The records
+++++
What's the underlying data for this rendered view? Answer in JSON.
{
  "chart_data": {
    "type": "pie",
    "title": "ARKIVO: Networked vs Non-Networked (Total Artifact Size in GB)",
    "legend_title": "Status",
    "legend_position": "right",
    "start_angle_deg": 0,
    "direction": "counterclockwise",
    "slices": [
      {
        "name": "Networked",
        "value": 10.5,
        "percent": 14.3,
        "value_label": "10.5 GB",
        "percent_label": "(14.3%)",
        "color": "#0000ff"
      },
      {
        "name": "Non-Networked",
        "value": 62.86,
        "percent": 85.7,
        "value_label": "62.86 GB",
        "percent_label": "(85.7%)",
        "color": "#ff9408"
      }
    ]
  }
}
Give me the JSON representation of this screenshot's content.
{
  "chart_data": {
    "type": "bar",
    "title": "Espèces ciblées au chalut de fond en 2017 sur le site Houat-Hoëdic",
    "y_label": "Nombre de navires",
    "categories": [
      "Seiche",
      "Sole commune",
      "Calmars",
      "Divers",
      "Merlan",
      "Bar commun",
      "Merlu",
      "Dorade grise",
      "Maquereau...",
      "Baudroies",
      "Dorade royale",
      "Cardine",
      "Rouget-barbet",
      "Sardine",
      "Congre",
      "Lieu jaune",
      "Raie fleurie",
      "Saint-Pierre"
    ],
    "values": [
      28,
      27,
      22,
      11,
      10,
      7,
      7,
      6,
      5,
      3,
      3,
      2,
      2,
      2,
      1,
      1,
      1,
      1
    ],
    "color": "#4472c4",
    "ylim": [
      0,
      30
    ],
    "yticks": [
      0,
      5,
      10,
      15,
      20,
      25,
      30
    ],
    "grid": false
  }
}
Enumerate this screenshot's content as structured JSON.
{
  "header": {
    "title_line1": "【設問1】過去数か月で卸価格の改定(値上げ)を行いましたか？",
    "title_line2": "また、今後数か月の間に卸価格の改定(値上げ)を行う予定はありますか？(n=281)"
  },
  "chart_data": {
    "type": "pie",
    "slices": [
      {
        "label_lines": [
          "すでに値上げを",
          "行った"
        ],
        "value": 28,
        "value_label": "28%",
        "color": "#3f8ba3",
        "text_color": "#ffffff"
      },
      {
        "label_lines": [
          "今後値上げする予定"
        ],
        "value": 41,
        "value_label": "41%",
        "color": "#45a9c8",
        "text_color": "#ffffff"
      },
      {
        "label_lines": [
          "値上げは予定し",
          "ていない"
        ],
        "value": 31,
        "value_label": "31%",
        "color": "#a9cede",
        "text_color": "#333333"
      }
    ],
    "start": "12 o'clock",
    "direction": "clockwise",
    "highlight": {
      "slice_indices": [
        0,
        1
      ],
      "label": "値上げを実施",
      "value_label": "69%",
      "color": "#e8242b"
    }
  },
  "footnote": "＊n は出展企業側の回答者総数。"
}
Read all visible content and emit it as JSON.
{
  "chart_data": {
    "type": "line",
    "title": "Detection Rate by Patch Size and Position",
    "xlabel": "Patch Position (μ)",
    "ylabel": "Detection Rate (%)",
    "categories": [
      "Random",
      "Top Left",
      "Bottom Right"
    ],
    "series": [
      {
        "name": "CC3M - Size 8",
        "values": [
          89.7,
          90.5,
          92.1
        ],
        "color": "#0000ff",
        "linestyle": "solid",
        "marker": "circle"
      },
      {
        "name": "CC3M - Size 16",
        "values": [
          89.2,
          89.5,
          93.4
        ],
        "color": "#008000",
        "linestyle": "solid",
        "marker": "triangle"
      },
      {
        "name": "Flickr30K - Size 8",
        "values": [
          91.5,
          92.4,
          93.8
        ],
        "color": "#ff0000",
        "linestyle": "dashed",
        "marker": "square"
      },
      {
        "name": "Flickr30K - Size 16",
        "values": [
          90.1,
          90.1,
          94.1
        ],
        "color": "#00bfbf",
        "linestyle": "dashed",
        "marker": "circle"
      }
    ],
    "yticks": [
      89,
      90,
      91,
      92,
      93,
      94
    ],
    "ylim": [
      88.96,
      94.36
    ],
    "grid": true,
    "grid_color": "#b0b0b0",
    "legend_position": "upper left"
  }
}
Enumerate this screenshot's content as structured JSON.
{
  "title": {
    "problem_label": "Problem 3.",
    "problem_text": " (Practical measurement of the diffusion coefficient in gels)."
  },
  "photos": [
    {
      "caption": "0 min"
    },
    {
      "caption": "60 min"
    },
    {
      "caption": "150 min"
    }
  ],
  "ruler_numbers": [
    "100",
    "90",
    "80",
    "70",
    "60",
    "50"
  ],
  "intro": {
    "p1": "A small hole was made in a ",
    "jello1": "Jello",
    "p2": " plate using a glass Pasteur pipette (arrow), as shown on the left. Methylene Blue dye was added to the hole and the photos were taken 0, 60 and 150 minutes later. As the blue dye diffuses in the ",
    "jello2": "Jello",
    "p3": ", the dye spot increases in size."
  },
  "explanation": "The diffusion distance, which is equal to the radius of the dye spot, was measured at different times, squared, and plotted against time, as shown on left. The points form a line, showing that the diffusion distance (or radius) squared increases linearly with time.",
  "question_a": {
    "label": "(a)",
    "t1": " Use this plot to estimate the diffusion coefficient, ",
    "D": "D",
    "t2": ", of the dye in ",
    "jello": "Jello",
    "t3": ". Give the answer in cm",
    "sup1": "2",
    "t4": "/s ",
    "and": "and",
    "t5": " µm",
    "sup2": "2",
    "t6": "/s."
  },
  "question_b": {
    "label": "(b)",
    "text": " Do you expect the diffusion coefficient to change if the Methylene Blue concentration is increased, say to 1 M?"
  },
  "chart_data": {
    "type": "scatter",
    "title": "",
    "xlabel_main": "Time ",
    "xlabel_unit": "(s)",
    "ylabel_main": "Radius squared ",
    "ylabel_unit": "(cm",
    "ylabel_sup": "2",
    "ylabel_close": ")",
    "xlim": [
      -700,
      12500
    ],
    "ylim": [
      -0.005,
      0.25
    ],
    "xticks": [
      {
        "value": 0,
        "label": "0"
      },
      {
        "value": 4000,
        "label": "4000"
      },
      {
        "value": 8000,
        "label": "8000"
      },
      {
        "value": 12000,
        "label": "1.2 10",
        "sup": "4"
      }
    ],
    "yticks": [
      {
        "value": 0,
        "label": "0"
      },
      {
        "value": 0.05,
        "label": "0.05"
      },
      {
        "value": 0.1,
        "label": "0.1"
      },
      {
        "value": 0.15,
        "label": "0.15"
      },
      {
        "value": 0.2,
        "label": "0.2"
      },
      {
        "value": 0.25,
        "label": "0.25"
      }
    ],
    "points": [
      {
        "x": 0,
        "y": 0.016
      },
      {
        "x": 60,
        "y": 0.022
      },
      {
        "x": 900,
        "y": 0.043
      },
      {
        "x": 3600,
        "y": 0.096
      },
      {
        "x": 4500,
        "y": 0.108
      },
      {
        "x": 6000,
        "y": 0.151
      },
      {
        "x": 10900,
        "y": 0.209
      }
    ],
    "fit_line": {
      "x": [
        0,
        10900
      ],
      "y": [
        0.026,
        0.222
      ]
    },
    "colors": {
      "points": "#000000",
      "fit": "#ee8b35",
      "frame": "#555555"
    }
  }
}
+++++
Given instruction
Reproduce all of the records exactly.

Worked solution
What's the underlying data for this rendered view? Answer in JSON.
{
  "chart_data": {
    "type": "pie",
    "title": "ARKIVO: Networked vs Non-Networked (Total Artifact Size in GB)",
    "legend_title": "Status",
    "legend_position": "right",
    "start_angle_deg": 0,
    "direction": "counterclockwise",
    "slices": [
      {
        "name": "Networked",
        "value": 10.5,
        "percent": 14.3,
        "value_label": "10.5 GB",
        "percent_label": "(14.3%)",
        "color": "#0000ff"
      },
      {
        "name": "Non-Networked",
        "value": 62.86,
        "percent": 85.7,
        "value_label": "62.86 GB",
        "percent_label": "(85.7%)",
        "color": "#ff9408"
      }
    ]
  }
}
Give me the JSON representation of this screenshot's content.
{
  "chart_data": {
    "type": "bar",
    "title": "Espèces ciblées au chalut de fond en 2017 sur le site Houat-Hoëdic",
    "y_label": "Nombre de navires",
    "categories": [
      "Seiche",
      "Sole commune",
      "Calmars",
      "Divers",
      "Merlan",
      "Bar commun",
      "Merlu",
      "Dorade grise",
      "Maquereau...",
      "Baudroies",
      "Dorade royale",
      "Cardine",
      "Rouget-barbet",
      "Sardine",
      "Congre",
      "Lieu jaune",
      "Raie fleurie",
      "Saint-Pierre"
    ],
    "values": [
      28,
      27,
      22,
      11,
      10,
      7,
      7,
      6,
      5,
      3,
      3,
      2,
      2,
      2,
      1,
      1,
      1,
      1
    ],
    "color": "#4472c4",
    "ylim": [
      0,
      30
    ],
    "yticks": [
      0,
      5,
      10,
      15,
      20,
      25,
      30
    ],
    "grid": false
  }
}
Enumerate this screenshot's content as structured JSON.
{
  "header": {
    "title_line1": "【設問1】過去数か月で卸価格の改定(値上げ)を行いましたか？",
    "title_line2": "また、今後数か月の間に卸価格の改定(値上げ)を行う予定はありますか？(n=281)"
  },
  "chart_data": {
    "type": "pie",
    "slices": [
      {
        "label_lines": [
          "すでに値上げを",
          "行った"
        ],
        "value": 28,
        "value_label": "28%",
        "color": "#3f8ba3",
        "text_color": "#ffffff"
      },
      {
        "label_lines": [
          "今後値上げする予定"
        ],
        "value": 41,
        "value_label": "41%",
        "color": "#45a9c8",
        "text_color": "#ffffff"
      },
      {
        "label_lines": [
          "値上げは予定し",
          "ていない"
        ],
        "value": 31,
        "value_label": "31%",
        "color": "#a9cede",
        "text_color": "#333333"
      }
    ],
    "start": "12 o'clock",
    "direction": "clockwise",
    "highlight": {
      "slice_indices": [
        0,
        1
      ],
      "label": "値上げを実施",
      "value_label": "69%",
      "color": "#e8242b"
    }
  },
  "footnote": "＊n は出展企業側の回答者総数。"
}
Read all visible content and emit it as JSON.
{
  "chart_data": {
    "type": "line",
    "title": "Detection Rate by Patch Size and Position",
    "xlabel": "Patch Position (μ)",
    "ylabel": "Detection Rate (%)",
    "categories": [
      "Random",
      "Top Left",
      "Bottom Right"
    ],
    "series": [
      {
        "name": "CC3M - Size 8",
        "values": [
          89.7,
          90.5,
          92.1
        ],
        "color": "#0000ff",
        "linestyle": "solid",
        "marker": "circle"
      },
      {
        "name": "CC3M - Size 16",
        "values": [
          89.2,
          89.5,
          93.4
        ],
        "color": "#008000",
        "linestyle": "solid",
        "marker": "triangle"
      },
      {
        "name": "Flickr30K - Size 8",
        "values": [
          91.5,
          92.4,
          93.8
        ],
        "color": "#ff0000",
        "linestyle": "dashed",
        "marker": "square"
      },
      {
        "name": "Flickr30K - Size 16",
        "values": [
          90.1,
          90.1,
          94.1
        ],
        "color": "#00bfbf",
        "linestyle": "dashed",
        "marker": "circle"
      }
    ],
    "yticks": [
      89,
      90,
      91,
      92,
      93,
      94
    ],
    "ylim": [
      88.96,
      94.36
    ],
    "grid": true,
    "grid_color": "#b0b0b0",
    "legend_position": "upper left"
  }
}
Enumerate this screenshot's content as structured JSON.
{
  "title": {
    "problem_label": "Problem 3.",
    "problem_text": " (Practical measurement of the diffusion coefficient in gels)."
  },
  "photos": [
    {
      "caption": "0 min"
    },
    {
      "caption": "60 min"
    },
    {
      "caption": "150 min"
    }
  ],
  "ruler_numbers": [
    "100",
    "90",
    "80",
    "70",
    "60",
    "50"
  ],
  "intro": {
    "p1": "A small hole was made in a ",
    "jello1": "Jello",
    "p2": " plate using a glass Pasteur pipette (arrow), as shown on the left. Methylene Blue dye was added to the hole and the photos were taken 0, 60 and 150 minutes later. As the blue dye diffuses in the ",
    "jello2": "Jello",
    "p3": ", the dye spot increases in size."
  },
  "explanation": "The diffusion distance, which is equal to the radius of the dye spot, was measured at different times, squared, and plotted against time, as shown on left. The points form a line, showing that the diffusion distance (or radius) squared increases linearly with time.",
  "question_a": {
    "label": "(a)",
    "t1": " Use this plot to estimate the diffusion coefficient, ",
    "D": "D",
    "t2": ", of the dye in ",
    "jello": "Jello",
    "t3": ". Give the answer in cm",
    "sup1": "2",
    "t4": "/s ",
    "and": "and",
    "t5": " µm",
    "sup2": "2",
    "t6": "/s."
  },
  "question_b": {
    "label": "(b)",
    "text": " Do you expect the diffusion coefficient to change if the Methylene Blue concentration is increased, say to 1 M?"
  },
  "chart_data": {
    "type": "scatter",
    "title": "",
    "xlabel_main": "Time ",
    "xlabel_unit": "(s)",
    "ylabel_main": "Radius squared ",
    "ylabel_unit": "(cm",
    "ylabel_sup": "2",
    "ylabel_close": ")",
    "xlim": [
      -700,
      12500
    ],
    "ylim": [
      -0.005,
      0.25
    ],
    "xticks": [
      {
        "value": 0,
        "label": "0"
      },
      {
        "value": 4000,
        "label": "4000"
      },
      {
        "value": 8000,
        "label": "8000"
      },
      {
        "value": 12000,
        "label": "1.2 10",
        "sup": "4"
      }
    ],
    "yticks": [
      {
        "value": 0,
        "label": "0"
      },
      {
        "value": 0.05,
        "label": "0.05"
      },
      {
        "value": 0.1,
        "label": "0.1"
      },
      {
        "value": 0.15,
        "label": "0.15"
      },
      {
        "value": 0.2,
        "label": "0.2"
      },
      {
        "value": 0.25,
        "label": "0.25"
      }
    ],
    "points": [
      {
        "x": 0,
        "y": 0.016
      },
      {
        "x": 60,
        "y": 0.022
      },
      {
        "x": 900,
        "y": 0.043
      },
      {
        "x": 3600,
        "y": 0.096
      },
      {
        "x": 4500,
        "y": 0.108
      },
      {
        "x": 6000,
        "y": 0.151
      },
      {
        "x": 10900,
        "y": 0.209
      }
    ],
    "fit_line": {
      "x": [
        0,
        10900
      ],
      "y": [
        0.026,
        0.222
      ]
    },
    "colors": {
      "points": "#000000",
      "fit": "#ee8b35",
      "frame": "#555555"
    }
  }
}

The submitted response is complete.